● **Passage shown**:
** Begin **

We have to find the values of $k$ for which the given quadratic equations have equal roots.

Solution:

(i) $2x^2 + kx + 3 = 0$

Comparing the given quadratic equation with the standard form of the quadratic equation $ax^2+bx+c=0$, we get,

$a=2, b=k$ and $c=3$.

The discriminant of the standard form of the quadratic equation $ax^2+bx+c=0$ is $D=b^2-4ac$.

$D=(k)^2-4(2)(3)$

$D=k^2-24$

The given quadratic equation has equal roots if $D=0$.

Therefore,

$k^2-24=0$

$k^2-(\sqrt{24})^2=0$

$(k+\sqrt{24})(k-\sqrt{24})=0$

$k+2\sqrt6=0$ or $k-2\sqrt6=0$

$k=-2\sqrt6$ or $k=2\sqrt6$

The values of $k$ are $-2\sqrt6$ and $2\sqrt6$.

** End **

● **Written tasks**:
a - Summarize the worked solution on equal roots above in two sentences.
b - Carry the worked solution on equal roots forward from its final line.

● **Recorded information**:

** Begin **

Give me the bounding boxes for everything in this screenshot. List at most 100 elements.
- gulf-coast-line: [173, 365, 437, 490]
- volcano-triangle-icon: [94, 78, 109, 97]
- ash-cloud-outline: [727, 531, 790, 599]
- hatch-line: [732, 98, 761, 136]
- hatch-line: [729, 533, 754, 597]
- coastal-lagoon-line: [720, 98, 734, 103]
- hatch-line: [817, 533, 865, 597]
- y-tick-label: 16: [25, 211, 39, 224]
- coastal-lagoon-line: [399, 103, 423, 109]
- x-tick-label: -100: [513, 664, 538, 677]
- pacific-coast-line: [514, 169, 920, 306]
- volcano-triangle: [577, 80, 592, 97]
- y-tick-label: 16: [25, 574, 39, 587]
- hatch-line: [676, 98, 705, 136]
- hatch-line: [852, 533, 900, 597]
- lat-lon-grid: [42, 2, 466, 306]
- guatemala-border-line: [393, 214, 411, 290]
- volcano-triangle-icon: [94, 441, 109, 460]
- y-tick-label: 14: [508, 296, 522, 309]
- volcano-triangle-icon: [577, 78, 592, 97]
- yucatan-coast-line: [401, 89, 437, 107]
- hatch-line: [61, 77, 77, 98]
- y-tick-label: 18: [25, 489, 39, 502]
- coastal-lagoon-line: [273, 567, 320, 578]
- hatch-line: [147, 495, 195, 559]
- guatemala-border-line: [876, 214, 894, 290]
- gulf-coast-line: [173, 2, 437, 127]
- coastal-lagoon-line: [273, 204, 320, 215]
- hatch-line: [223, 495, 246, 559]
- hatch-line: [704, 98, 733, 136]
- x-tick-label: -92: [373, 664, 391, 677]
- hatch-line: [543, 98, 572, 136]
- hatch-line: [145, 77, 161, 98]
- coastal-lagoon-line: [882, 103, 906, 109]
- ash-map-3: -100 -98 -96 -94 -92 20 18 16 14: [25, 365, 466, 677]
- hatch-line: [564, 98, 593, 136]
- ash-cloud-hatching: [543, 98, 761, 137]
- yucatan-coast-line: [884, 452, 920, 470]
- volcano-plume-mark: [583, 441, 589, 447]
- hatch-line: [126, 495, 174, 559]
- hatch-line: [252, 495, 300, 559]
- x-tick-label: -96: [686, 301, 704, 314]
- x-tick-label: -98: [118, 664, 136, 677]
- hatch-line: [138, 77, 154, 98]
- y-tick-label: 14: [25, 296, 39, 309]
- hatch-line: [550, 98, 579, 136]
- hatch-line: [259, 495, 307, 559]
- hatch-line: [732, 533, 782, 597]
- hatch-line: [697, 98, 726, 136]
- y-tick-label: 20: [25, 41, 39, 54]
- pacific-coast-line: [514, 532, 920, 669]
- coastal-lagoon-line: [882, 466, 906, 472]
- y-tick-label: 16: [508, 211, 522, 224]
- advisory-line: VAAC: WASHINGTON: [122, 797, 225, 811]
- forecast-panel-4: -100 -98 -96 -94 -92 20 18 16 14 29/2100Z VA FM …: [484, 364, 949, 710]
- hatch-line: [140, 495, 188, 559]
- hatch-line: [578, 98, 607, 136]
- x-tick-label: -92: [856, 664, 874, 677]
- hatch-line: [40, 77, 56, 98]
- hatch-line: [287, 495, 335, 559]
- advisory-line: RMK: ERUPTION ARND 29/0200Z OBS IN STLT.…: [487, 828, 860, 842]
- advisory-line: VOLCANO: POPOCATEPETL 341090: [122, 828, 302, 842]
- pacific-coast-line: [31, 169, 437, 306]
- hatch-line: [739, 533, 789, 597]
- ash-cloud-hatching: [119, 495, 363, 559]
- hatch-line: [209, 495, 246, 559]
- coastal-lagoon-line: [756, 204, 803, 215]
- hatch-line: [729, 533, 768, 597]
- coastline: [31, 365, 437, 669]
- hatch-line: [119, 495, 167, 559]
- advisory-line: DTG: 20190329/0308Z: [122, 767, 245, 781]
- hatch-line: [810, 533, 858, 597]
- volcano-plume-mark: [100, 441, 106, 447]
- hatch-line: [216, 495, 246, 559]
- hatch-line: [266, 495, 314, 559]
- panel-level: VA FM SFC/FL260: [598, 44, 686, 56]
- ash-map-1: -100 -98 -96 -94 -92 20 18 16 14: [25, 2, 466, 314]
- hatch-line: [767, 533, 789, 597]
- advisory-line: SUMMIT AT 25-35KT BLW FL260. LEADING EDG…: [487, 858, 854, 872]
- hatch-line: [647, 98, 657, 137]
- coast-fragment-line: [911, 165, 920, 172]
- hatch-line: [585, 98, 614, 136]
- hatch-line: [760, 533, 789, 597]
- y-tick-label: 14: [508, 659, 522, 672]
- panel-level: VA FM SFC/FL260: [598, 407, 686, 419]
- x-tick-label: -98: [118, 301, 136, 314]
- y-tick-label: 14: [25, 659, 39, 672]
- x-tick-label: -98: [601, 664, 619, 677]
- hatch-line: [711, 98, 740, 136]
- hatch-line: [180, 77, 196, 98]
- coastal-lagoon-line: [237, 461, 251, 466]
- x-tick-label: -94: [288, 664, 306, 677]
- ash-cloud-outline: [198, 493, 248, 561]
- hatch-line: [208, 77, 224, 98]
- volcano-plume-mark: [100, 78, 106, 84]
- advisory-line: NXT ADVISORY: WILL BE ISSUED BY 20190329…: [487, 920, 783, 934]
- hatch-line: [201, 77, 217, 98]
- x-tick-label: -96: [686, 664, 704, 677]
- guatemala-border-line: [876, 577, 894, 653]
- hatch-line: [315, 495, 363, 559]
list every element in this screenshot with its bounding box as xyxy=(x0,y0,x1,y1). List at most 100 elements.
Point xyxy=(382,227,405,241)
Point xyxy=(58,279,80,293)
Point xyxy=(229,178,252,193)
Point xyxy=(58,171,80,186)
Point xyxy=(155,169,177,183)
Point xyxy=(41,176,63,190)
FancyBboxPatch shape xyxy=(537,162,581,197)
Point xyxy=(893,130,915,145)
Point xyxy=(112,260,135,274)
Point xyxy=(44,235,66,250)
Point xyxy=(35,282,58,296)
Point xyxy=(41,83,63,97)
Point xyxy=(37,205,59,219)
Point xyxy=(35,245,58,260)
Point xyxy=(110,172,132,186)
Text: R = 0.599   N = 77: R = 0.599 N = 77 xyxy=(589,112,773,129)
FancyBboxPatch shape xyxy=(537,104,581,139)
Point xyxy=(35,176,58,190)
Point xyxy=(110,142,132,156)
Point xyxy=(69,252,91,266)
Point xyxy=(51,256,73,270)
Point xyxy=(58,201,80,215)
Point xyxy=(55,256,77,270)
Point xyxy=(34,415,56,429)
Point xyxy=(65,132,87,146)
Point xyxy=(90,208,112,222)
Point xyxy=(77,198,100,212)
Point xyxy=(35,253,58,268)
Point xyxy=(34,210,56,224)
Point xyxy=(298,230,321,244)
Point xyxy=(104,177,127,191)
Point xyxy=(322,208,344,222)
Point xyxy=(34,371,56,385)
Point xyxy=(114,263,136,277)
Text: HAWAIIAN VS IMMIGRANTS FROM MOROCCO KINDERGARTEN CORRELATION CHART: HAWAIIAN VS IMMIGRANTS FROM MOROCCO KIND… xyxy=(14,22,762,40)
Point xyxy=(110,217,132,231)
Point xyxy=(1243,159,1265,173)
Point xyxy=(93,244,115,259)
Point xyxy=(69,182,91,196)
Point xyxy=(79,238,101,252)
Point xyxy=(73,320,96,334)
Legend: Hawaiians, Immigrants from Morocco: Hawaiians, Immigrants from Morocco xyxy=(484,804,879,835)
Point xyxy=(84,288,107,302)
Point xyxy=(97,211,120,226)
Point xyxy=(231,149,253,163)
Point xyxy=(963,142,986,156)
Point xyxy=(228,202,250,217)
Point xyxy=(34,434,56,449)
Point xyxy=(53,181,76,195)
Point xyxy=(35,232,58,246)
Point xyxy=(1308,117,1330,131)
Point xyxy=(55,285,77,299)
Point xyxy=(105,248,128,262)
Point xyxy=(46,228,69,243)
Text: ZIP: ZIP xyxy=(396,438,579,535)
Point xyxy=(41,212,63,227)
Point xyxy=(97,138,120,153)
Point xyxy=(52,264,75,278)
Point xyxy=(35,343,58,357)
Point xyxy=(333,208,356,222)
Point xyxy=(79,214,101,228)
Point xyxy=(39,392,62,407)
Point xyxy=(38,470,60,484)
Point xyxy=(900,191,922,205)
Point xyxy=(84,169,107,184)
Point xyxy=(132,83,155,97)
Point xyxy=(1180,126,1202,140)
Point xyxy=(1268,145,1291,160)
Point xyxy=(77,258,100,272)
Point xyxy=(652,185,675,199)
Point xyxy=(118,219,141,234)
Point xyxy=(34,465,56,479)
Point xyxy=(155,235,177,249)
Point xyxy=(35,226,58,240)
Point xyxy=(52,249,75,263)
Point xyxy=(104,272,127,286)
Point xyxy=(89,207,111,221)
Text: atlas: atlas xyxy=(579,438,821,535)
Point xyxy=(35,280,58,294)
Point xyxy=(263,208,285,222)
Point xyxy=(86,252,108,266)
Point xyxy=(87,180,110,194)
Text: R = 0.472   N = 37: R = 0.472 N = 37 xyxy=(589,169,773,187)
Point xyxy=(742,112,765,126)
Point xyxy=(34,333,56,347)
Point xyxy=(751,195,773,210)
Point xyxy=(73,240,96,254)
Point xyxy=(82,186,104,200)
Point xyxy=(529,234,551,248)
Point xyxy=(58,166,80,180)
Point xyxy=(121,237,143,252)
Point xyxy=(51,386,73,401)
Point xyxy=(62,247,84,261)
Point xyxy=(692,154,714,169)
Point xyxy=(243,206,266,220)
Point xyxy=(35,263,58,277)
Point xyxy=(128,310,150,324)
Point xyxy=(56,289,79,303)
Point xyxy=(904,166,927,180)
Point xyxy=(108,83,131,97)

** End **

● **Set of answers**:
a - To find when $2x^2 + kx + 3 = 0$ has equal roots, the solution compares it with $ax^2+bx+c=0$ to get $a=2$, $b=k$, $c=3$, and computes the discriminant $D=k^2-24$. Setting $D=0$ and factoring gives $k=-2\sqrt6$ or $k=2\sqrt6$.

b -
(ii) $kx (x - 2) + 6 = 0$

$kx^2-2kx+6=0$

Comparing the given quadratic equation with the standard form of the quadratic equation $ax^2+bx+c=0$, we get,

$a=k, b=-2k$ and $c=6$.

The discriminant of the standard form of the quadratic equation $ax^2+bx+c=0$ is $D=b^2-4ac$.

$D=(-2k)^2-4(k)(6)$

$D=4k^2-24k$

The given quadratic equation has equal roots if $D=0$.

Therefore,

$4k^2-24k=0$

$4k(k-6)=0$

$4k=0$ or $k-6=0$

$k=6$ or $k=0$ which is not possible.

The value of $k$ is $6$.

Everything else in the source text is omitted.